■ PROBLEM TO WORK ON: Pull out each line of the data that includes the word "health".

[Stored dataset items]
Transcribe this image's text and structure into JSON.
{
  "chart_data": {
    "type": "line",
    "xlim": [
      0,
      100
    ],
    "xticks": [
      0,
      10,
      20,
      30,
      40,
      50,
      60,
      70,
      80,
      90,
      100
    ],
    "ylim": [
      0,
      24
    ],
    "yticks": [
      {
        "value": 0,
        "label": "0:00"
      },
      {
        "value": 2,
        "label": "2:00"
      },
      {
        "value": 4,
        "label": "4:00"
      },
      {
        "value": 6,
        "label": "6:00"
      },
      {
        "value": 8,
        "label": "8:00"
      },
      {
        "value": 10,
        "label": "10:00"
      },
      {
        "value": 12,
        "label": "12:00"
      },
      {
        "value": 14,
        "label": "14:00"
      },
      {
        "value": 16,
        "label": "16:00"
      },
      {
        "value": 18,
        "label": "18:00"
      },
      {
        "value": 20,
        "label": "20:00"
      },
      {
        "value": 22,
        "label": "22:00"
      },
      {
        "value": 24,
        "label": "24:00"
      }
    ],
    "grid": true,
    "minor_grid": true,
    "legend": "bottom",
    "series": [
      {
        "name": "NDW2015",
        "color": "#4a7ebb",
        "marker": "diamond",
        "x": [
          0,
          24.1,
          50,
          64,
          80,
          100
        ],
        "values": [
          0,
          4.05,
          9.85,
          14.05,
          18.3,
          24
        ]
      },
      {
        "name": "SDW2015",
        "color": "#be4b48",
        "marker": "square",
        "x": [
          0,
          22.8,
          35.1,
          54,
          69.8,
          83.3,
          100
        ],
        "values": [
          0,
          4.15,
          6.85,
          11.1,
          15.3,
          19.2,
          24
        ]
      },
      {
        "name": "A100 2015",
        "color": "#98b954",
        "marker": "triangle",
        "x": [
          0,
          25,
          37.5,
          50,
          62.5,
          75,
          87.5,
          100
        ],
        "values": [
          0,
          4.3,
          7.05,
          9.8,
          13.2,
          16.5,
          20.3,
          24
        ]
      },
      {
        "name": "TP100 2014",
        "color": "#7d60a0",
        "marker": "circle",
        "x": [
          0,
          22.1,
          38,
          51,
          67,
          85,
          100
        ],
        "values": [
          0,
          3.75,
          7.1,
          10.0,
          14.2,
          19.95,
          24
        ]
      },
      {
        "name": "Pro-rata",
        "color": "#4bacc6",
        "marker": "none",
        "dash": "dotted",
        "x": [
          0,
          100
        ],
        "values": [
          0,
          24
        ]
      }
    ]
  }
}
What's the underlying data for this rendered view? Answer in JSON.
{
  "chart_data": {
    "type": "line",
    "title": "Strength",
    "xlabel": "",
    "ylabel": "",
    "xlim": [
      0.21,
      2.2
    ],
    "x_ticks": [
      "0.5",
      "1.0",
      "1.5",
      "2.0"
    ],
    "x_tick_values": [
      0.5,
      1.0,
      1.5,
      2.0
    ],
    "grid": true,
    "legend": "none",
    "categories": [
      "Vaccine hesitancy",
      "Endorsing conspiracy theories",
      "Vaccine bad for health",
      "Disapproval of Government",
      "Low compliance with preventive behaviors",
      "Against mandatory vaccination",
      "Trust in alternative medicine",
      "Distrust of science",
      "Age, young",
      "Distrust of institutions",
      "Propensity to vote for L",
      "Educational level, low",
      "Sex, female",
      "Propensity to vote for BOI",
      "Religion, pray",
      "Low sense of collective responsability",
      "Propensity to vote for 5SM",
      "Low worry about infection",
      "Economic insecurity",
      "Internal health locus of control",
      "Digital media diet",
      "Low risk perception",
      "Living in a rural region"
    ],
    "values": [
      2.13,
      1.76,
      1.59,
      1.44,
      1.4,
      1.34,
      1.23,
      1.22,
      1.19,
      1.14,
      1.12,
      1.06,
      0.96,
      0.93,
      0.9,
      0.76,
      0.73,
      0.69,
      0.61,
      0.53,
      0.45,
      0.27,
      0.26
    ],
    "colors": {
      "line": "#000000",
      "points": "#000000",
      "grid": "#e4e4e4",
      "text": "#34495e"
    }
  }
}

■ THE ANSWER:
      "Vaccine bad for health",
      "Internal health locus of control",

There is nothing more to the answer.